• [Exercise instructions]: Restate the entries below word for word, omitting nothing.

• [Provided data]:
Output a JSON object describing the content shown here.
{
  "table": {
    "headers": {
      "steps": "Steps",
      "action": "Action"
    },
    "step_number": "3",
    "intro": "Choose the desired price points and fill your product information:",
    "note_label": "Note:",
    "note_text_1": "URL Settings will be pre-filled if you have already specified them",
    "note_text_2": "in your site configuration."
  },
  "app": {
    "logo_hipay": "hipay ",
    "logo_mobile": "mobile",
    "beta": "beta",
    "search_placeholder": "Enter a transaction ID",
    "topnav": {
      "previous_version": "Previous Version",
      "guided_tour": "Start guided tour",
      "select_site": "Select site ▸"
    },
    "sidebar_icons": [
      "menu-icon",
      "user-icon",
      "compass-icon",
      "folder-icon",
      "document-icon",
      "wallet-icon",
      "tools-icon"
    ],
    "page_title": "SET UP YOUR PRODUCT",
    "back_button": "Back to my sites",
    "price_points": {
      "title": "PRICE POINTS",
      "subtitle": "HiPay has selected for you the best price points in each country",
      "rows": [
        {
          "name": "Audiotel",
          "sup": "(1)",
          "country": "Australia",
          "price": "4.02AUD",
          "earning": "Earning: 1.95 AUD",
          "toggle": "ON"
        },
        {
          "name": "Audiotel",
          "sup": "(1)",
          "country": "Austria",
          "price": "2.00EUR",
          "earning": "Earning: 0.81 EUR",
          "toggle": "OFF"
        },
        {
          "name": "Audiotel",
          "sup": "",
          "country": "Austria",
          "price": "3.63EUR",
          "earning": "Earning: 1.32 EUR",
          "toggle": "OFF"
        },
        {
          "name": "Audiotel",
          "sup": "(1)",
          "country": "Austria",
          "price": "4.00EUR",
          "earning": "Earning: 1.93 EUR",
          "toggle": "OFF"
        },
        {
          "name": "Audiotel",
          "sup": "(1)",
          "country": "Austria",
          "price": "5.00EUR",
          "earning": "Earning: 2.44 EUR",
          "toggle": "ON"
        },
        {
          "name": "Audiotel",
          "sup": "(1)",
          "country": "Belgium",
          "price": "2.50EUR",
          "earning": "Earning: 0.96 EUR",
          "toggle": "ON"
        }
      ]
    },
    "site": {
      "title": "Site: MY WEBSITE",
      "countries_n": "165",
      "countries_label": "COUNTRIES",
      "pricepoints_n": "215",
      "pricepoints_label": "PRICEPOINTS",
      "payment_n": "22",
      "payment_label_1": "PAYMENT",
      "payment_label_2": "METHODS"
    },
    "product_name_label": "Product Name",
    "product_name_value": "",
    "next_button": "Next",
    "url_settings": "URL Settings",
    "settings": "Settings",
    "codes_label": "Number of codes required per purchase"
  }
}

• [Output of the exercise]:
Output a JSON object describing the content shown here.
{
  "table": {
    "headers": {
      "steps": "Steps",
      "action": "Action"
    },
    "step_number": "3",
    "intro": "Choose the desired price points and fill your product information:",
    "note_label": "Note:",
    "note_text_1": "URL Settings will be pre-filled if you have already specified them",
    "note_text_2": "in your site configuration."
  },
  "app": {
    "logo_hipay": "hipay ",
    "logo_mobile": "mobile",
    "beta": "beta",
    "search_placeholder": "Enter a transaction ID",
    "topnav": {
      "previous_version": "Previous Version",
      "guided_tour": "Start guided tour",
      "select_site": "Select site ▸"
    },
    "sidebar_icons": [
      "menu-icon",
      "user-icon",
      "compass-icon",
      "folder-icon",
      "document-icon",
      "wallet-icon",
      "tools-icon"
    ],
    "page_title": "SET UP YOUR PRODUCT",
    "back_button": "Back to my sites",
    "price_points": {
      "title": "PRICE POINTS",
      "subtitle": "HiPay has selected for you the best price points in each country",
      "rows": [
        {
          "name": "Audiotel",
          "sup": "(1)",
          "country": "Australia",
          "price": "4.02AUD",
          "earning": "Earning: 1.95 AUD",
          "toggle": "ON"
        },
        {
          "name": "Audiotel",
          "sup": "(1)",
          "country": "Austria",
          "price": "2.00EUR",
          "earning": "Earning: 0.81 EUR",
          "toggle": "OFF"
        },
        {
          "name": "Audiotel",
          "sup": "",
          "country": "Austria",
          "price": "3.63EUR",
          "earning": "Earning: 1.32 EUR",
          "toggle": "OFF"
        },
        {
          "name": "Audiotel",
          "sup": "(1)",
          "country": "Austria",
          "price": "4.00EUR",
          "earning": "Earning: 1.93 EUR",
          "toggle": "OFF"
        },
        {
          "name": "Audiotel",
          "sup": "(1)",
          "country": "Austria",
          "price": "5.00EUR",
          "earning": "Earning: 2.44 EUR",
          "toggle": "ON"
        },
        {
          "name": "Audiotel",
          "sup": "(1)",
          "country": "Belgium",
          "price": "2.50EUR",
          "earning": "Earning: 0.96 EUR",
          "toggle": "ON"
        }
      ]
    },
    "site": {
      "title": "Site: MY WEBSITE",
      "countries_n": "165",
      "countries_label": "COUNTRIES",
      "pricepoints_n": "215",
      "pricepoints_label": "PRICEPOINTS",
      "payment_n": "22",
      "payment_label_1": "PAYMENT",
      "payment_label_2": "METHODS"
    },
    "product_name_label": "Product Name",
    "product_name_value": "",
    "next_button": "Next",
    "url_settings": "URL Settings",
    "settings": "Settings",
    "codes_label": "Number of codes required per purchase"
  }
}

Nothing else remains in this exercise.